-- REQUIREMENTS --
Your answer should be a single number: the count of lines in the material below that hold "name".

— begin GIVEN INFORMATION —

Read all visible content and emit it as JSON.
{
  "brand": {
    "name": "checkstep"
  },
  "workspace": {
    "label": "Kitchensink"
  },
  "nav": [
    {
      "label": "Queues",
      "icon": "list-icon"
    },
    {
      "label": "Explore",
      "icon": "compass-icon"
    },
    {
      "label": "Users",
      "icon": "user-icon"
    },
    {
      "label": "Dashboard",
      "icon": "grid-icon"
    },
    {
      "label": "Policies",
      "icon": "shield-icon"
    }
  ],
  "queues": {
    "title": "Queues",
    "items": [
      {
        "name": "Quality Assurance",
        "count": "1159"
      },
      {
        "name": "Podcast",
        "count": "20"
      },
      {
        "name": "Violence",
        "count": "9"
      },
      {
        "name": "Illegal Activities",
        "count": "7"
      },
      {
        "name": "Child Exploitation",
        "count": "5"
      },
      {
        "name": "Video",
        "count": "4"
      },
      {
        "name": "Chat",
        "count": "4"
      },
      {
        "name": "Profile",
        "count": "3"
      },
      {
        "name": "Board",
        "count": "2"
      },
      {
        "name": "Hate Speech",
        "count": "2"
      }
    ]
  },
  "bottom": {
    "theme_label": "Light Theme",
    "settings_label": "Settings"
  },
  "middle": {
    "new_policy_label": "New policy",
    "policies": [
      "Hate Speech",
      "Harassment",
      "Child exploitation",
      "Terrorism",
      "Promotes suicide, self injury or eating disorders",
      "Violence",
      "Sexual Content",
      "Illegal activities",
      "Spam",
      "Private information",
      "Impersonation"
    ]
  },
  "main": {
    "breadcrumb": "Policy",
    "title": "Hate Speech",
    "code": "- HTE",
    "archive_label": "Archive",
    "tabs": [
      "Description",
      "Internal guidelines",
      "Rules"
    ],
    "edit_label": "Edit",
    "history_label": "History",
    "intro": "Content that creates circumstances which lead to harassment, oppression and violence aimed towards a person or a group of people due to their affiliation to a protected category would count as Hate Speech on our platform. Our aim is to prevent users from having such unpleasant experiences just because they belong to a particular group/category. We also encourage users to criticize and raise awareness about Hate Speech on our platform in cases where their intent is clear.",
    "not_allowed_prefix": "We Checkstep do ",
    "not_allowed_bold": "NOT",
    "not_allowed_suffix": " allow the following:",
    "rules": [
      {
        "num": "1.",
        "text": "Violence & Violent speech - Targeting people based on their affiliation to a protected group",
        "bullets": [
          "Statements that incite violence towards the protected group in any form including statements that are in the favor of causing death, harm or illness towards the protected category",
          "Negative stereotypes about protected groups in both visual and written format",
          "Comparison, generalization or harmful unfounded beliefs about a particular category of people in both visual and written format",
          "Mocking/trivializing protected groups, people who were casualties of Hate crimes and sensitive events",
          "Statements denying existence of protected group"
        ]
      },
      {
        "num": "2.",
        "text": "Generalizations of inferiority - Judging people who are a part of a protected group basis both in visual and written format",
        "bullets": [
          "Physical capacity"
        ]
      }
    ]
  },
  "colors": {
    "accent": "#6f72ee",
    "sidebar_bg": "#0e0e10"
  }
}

— end GIVEN INFORMATION —

-- RESULT FOR THIS EXERCISE --
11